[Stored items]
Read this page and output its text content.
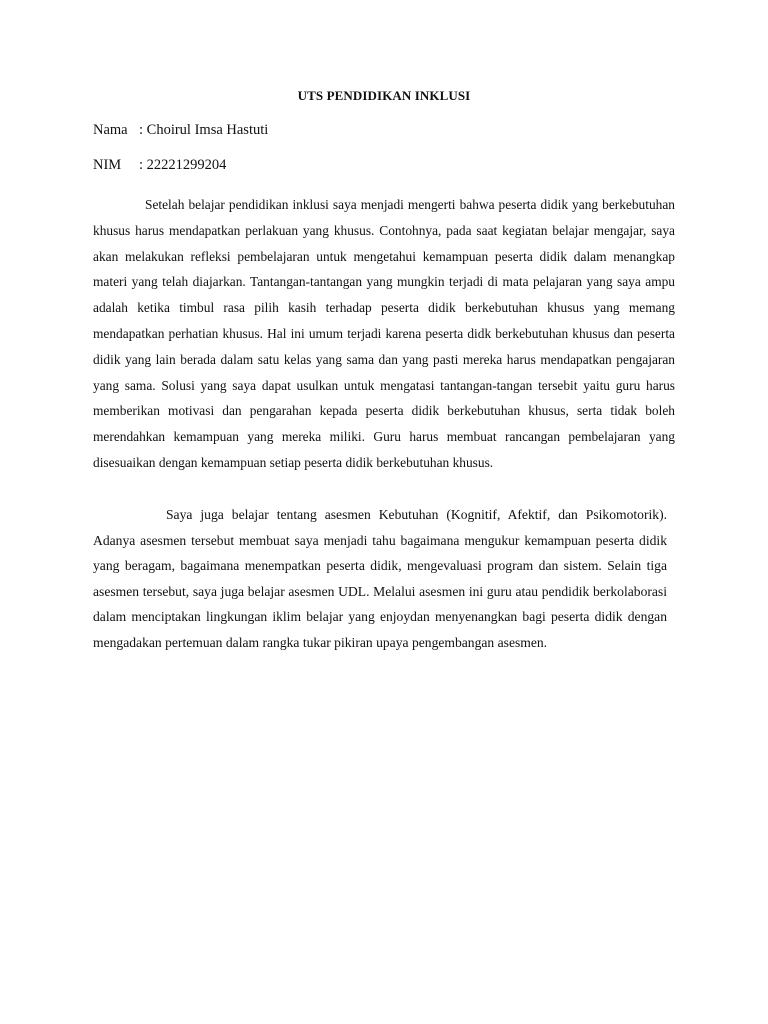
UTS PENDIDIKAN INKLUSI
Nama : Choirul Imsa Hastuti
NIM : 22221299204

Setelah belajar pendidikan inklusi saya menjadi mengerti bahwa peserta didik yang berkebutuhan khusus harus mendapatkan perlakuan yang khusus. Contohnya, pada saat kegiatan belajar mengajar, saya akan melakukan refleksi pembelajaran untuk mengetahui kemampuan peserta didik dalam menangkap materi yang telah diajarkan. Tantangan-tantangan yang mungkin terjadi di mata pelajaran yang saya ampu adalah ketika timbul rasa pilih kasih terhadap peserta didik berkebutuhan khusus yang memang mendapatkan perhatian khusus. Hal ini umum terjadi karena peserta didk berkebutuhan khusus dan peserta didik yang lain berada dalam satu kelas yang sama dan yang pasti mereka harus mendapatkan pengajaran yang sama. Solusi yang saya dapat usulkan untuk mengatasi tantangan-tangan tersebit yaitu guru harus memberikan motivasi dan pengarahan kepada peserta didik berkebutuhan khusus, serta tidak boleh merendahkan kemampuan yang mereka miliki. Guru harus membuat rancangan pembelajaran yang disesuaikan dengan kemampuan setiap peserta didik berkebutuhan khusus.

Saya juga belajar tentang asesmen Kebutuhan (Kognitif, Afektif, dan Psikomotorik). Adanya asesmen tersebut membuat saya menjadi tahu bagaimana mengukur kemampuan peserta didik yang beragam, bagaimana menempatkan peserta didik, mengevaluasi program dan sistem. Selain tiga asesmen tersebut, saya juga belajar asesmen UDL. Melalui asesmen ini guru atau pendidik berkolaborasi dalam menciptakan lingkungan iklim belajar yang enjoydan menyenangkan bagi peserta didik dengan mengadakan pertemuan dalam rangka tukar pikiran upaya pengembangan asesmen.
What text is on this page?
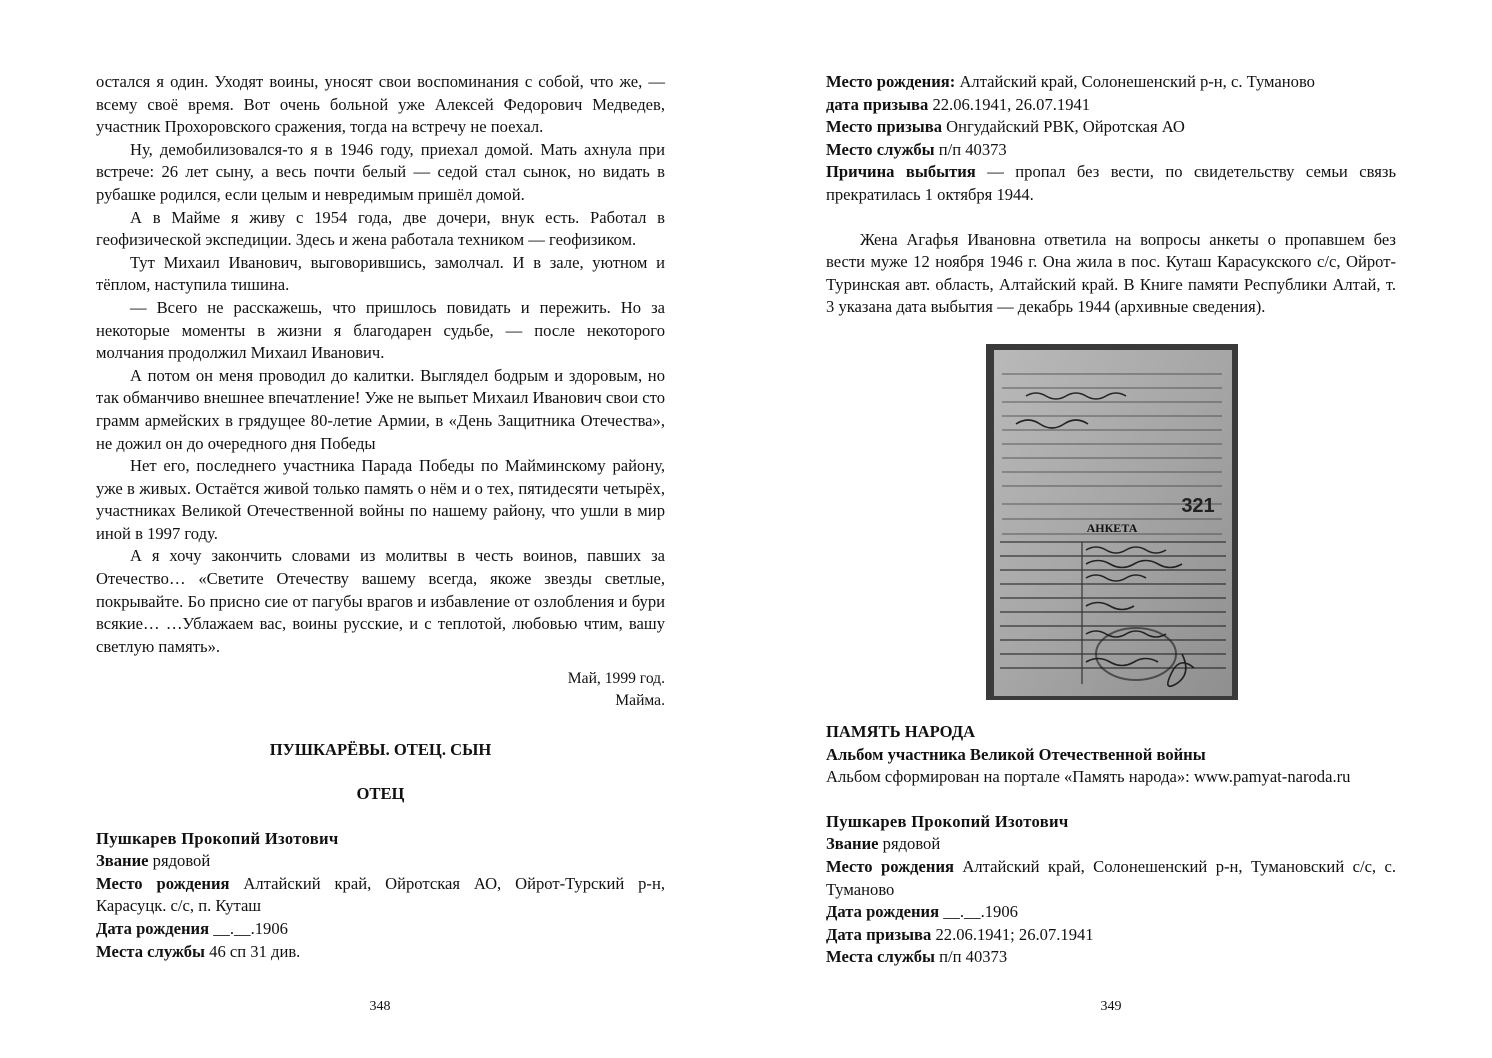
остался я один. Уходят воины, уносят свои воспоминания с собой, что же, — всему своё время. Вот очень больной уже Алексей Федорович Медведев, участник Прохоровского сражения, тогда на встречу не поехал.

Ну, демобилизовался-то я в 1946 году, приехал домой. Мать ахнула при встрече: 26 лет сыну, а весь почти белый — седой стал сынок, но видать в рубашке родился, если целым и невредимым пришёл домой.

А в Майме я живу с 1954 года, две дочери, внук есть. Работал в геофизической экспедиции. Здесь и жена работала техником — геофизиком.

Тут Михаил Иванович, выговорившись, замолчал. И в зале, уютном и тёплом, наступила тишина.

— Всего не расскажешь, что пришлось повидать и пережить. Но за некоторые моменты в жизни я благодарен судьбе, — после некоторого молчания продолжил Михаил Иванович.

А потом он меня проводил до калитки. Выглядел бодрым и здоровым, но так обманчиво внешнее впечатление! Уже не выпьет Михаил Иванович свои сто грамм армейских в грядущее 80-летие Армии, в «День Защитника Отечества», не дожил он до очередного дня Победы

Нет его, последнего участника Парада Победы по Майминскому району, уже в живых. Остаётся живой только память о нём и о тех, пятидесяти четырёх, участниках Великой Отечественной войны по нашему району, что ушли в мир иной в 1997 году.

А я хочу закончить словами из молитвы в честь воинов, павших за Отечество… «Светите Отечеству вашему всегда, якоже звезды светлые, покрывайте. Бо присно сие от пагубы врагов и избавление от озлобления и бури всякие… …Ублажаем вас, воины русские, и с теплотой, любовью чтим, вашу светлую память».

Май, 1999 год.
Майма.
ПУШКАРЁВЫ. ОТЕЦ. СЫН
ОТЕЦ
Пушкарев Прокопий Изотович

Звание рядовой

Место рождения Алтайский край, Ойротская АО, Ойрот-Турский р-н, Карасуцк. с/с, п. Куташ

Дата рождения __.__.1906

Места службы 46 сп 31 див.

348

Место рождения: Алтайский край, Солонешенский р-н, с. Туманово

дата призыва 22.06.1941, 26.07.1941

Место призыва Онгудайский РВК, Ойротская АО

Место службы п/п 40373

Причина выбытия — пропал без вести, по свидетельству семьи связь прекратилась 1 октября 1944.

Жена Агафья Ивановна ответила на вопросы анкеты о пропавшем без вести муже 12 ноября 1946 г. Она жила в пос. Куташ Карасукского с/с, Ойрот-Туринская авт. область, Алтайский край. В Книге памяти Республики Алтай, т. 3 указана дата выбытия — декабрь 1944 (архивные сведения).

АНКЕТА
321
ПАМЯТЬ НАРОДА
Альбом участника Великой Отечественной войны
Альбом сформирован на портале «Память народа»: www.pamyat-naroda.ru
Пушкарев Прокопий Изотович

Звание рядовой

Место рождения Алтайский край, Солонешенский р-н, Тумановский с/с, с. Туманово

Дата рождения __.__.1906

Дата призыва 22.06.1941; 26.07.1941

Места службы п/п 40373

349
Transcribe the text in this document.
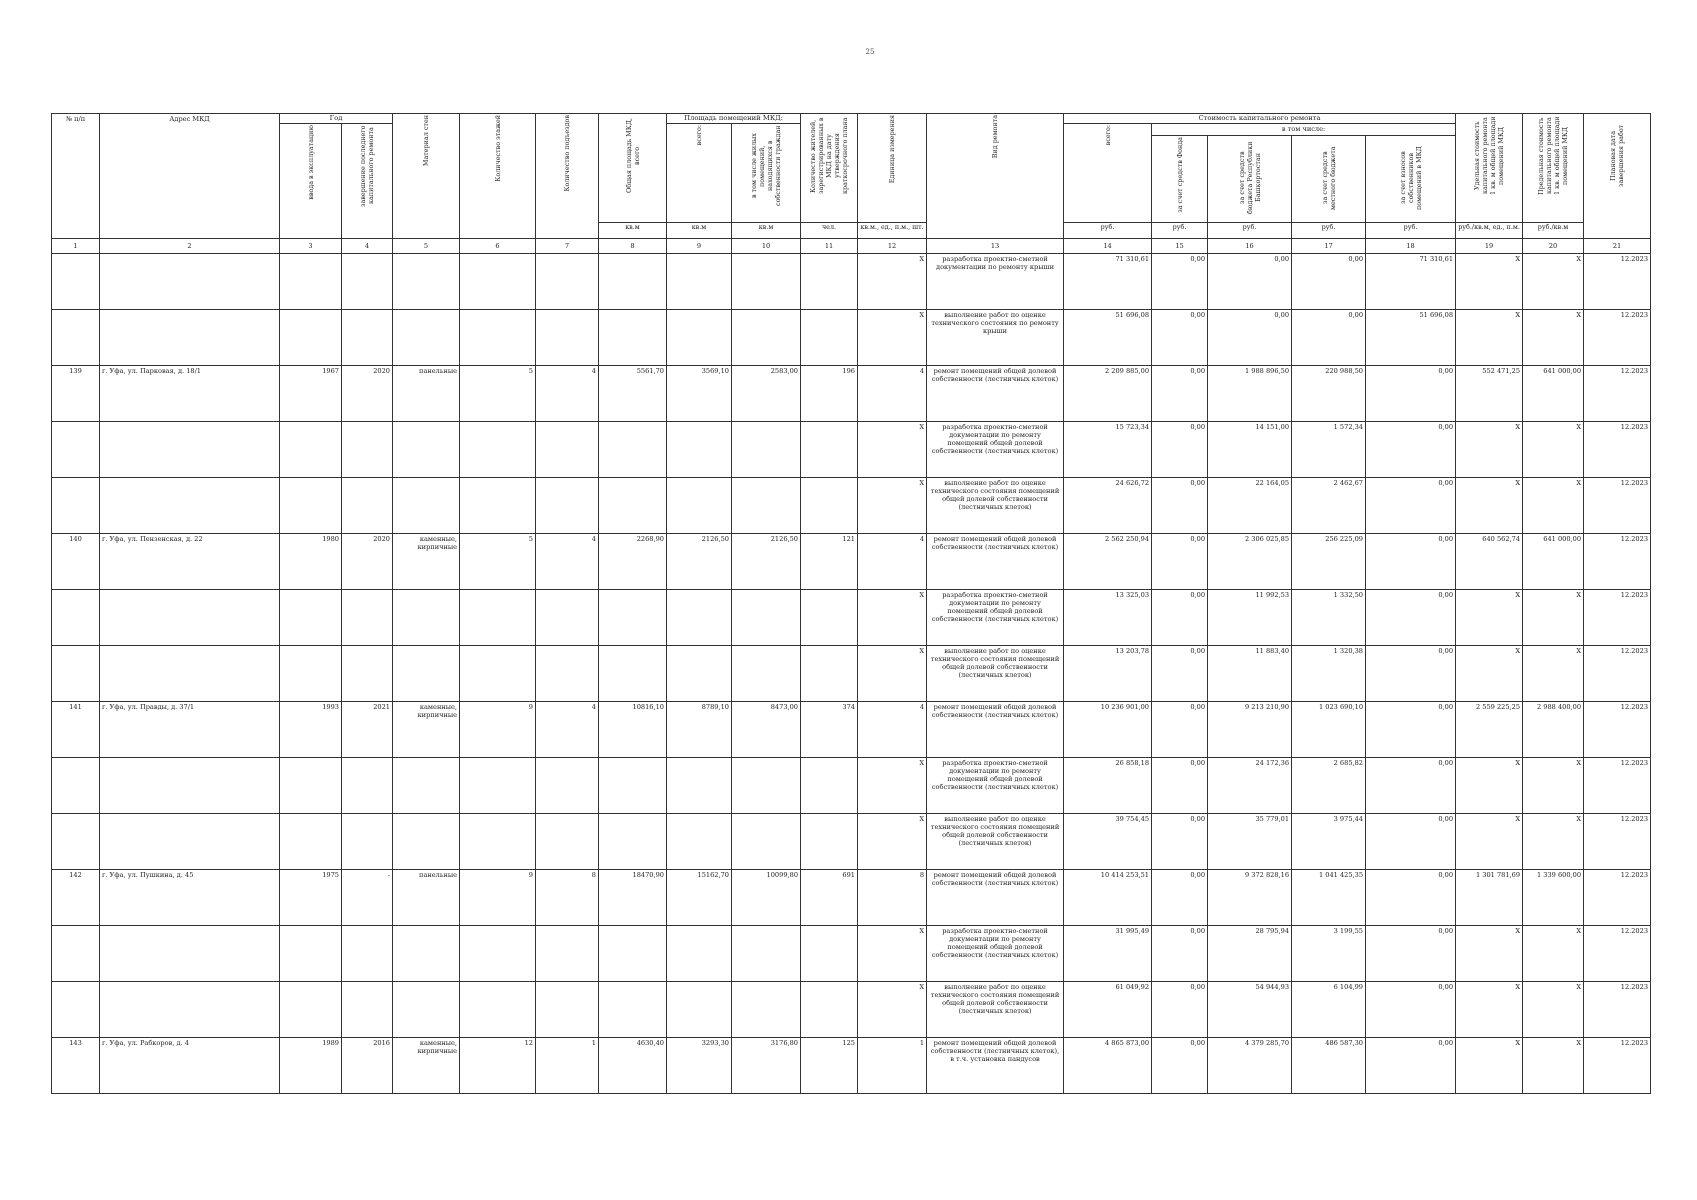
25
№ п/п	Адрес МКД	Год		Материал стен	Количество этажей	Количество подъездов	Общая площадь МКД, всего	Площадь помещений МКД:		Количество жителей, зарегистрированных в МКД на дату утверждения краткосрочного плана	Единица измерения	Вид ремонта	Стоимость капитального ремонта					Удельная стоимость капитального ремонта 1 кв. м общей площади помещений МКД	Предельная стоимость капитального ремонта 1 кв. м общей площади помещений МКД	Плановая дата завершения работ
		ввода в эксплуатацию	завершение последнего капитального ремонта					всего:	в том числе жилых помещений, находящихся в собственности граждан				всего:	в том числе:						
														за счет средств Фонда	за счет средств бюджета Республики Башкортостан	за счет средств местного бюджета	за счет взносов собственников помещений в МКД			
							кв.м	кв.м	кв.м	чел.	кв.м., ед., п.м., шт.		руб.	руб.	руб.	руб.	руб.	руб./кв.м, ед., п.м.	руб./кв.м	
1	2	3	4	5	6	7	8	9	10	11	12	13	14	15	16	17	18	19	20	21
											X	разработка проектно-сметной документации по ремонту крыши	71 310,61	0,00	0,00	0,00	71 310,61	X	X	12.2023
											X	выполнение работ по оценке технического состояния по ремонту крыши	51 696,08	0,00	0,00	0,00	51 696,08	X	X	12.2023
139	г. Уфа, ул. Парковая, д. 18/1	1967	2020	панельные	5	4	5561,70	3569,10	2583,00	196	4	ремонт помещений общей долевой собственности (лестничных клеток)	2 209 885,00	0,00	1 988 896,50	220 988,50	0,00	552 471,25	641 000,00	12.2023
											X	разработка проектно-сметной документации по ремонту помещений общей долевой собственности (лестничных клеток)	15 723,34	0,00	14 151,00	1 572,34	0,00	X	X	12.2023
											X	выполнение работ по оценке технического состояния помещений общей долевой собственности (лестничных клеток)	24 626,72	0,00	22 164,05	2 462,67	0,00	X	X	12.2023
140	г. Уфа, ул. Пензенская, д. 22	1980	2020	каменные, кирпичные	5	4	2268,90	2126,50	2126,50	121	4	ремонт помещений общей долевой собственности (лестничных клеток)	2 562 250,94	0,00	2 306 025,85	256 225,09	0,00	640 562,74	641 000,00	12.2023
											X	разработка проектно-сметной документации по ремонту помещений общей долевой собственности (лестничных клеток)	13 325,03	0,00	11 992,53	1 332,50	0,00	X	X	12.2023
											X	выполнение работ по оценке технического состояния помещений общей долевой собственности (лестничных клеток)	13 203,78	0,00	11 883,40	1 320,38	0,00	X	X	12.2023
141	г. Уфа, ул. Правды, д. 37/1	1993	2021	каменные, кирпичные	9	4	10816,10	8789,10	8473,00	374	4	ремонт помещений общей долевой собственности (лестничных клеток)	10 236 901,00	0,00	9 213 210,90	1 023 690,10	0,00	2 559 225,25	2 988 400,00	12.2023
											X	разработка проектно-сметной документации по ремонту помещений общей долевой собственности (лестничных клеток)	26 858,18	0,00	24 172,36	2 685,82	0,00	X	X	12.2023
											X	выполнение работ по оценке технического состояния помещений общей долевой собственности (лестничных клеток)	39 754,45	0,00	35 779,01	3 975,44	0,00	X	X	12.2023
142	г. Уфа, ул. Пушкина, д. 45	1975	-	панельные	9	8	18470,90	15162,70	10099,80	691	8	ремонт помещений общей долевой собственности (лестничных клеток)	10 414 253,51	0,00	9 372 828,16	1 041 425,35	0,00	1 301 781,69	1 339 600,00	12.2023
											X	разработка проектно-сметной документации по ремонту помещений общей долевой собственности (лестничных клеток)	31 995,49	0,00	28 795,94	3 199,55	0,00	X	X	12.2023
											X	выполнение работ по оценке технического состояния помещений общей долевой собственности (лестничных клеток)	61 049,92	0,00	54 944,93	6 104,99	0,00	X	X	12.2023
143	г. Уфа, ул. Рабкоров, д. 4	1989	2016	каменные, кирпичные	12	1	4630,40	3293,30	3176,80	125	1	ремонт помещений общей долевой собственности (лестничных клеток), в т.ч. установка пандусов	4 865 873,00	0,00	4 379 285,70	486 587,30	0,00	X	X	12.2023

• [Problem to work on]: Using the records above, copy every line that has the word "рождения" in it.

• [Completed task]:
Место рождения Алтайский край, Ойротская АО, Ойрот-Турский р-н, Карасуцк. с/с, п. Куташ
Дата рождения __.__.1906
Место рождения: Алтайский край, Солонешенский р-н, с. Туманово
Место рождения Алтайский край, Солонешенский р-н, Тумановский с/с, с. Туманово
Дата рождения __.__.1906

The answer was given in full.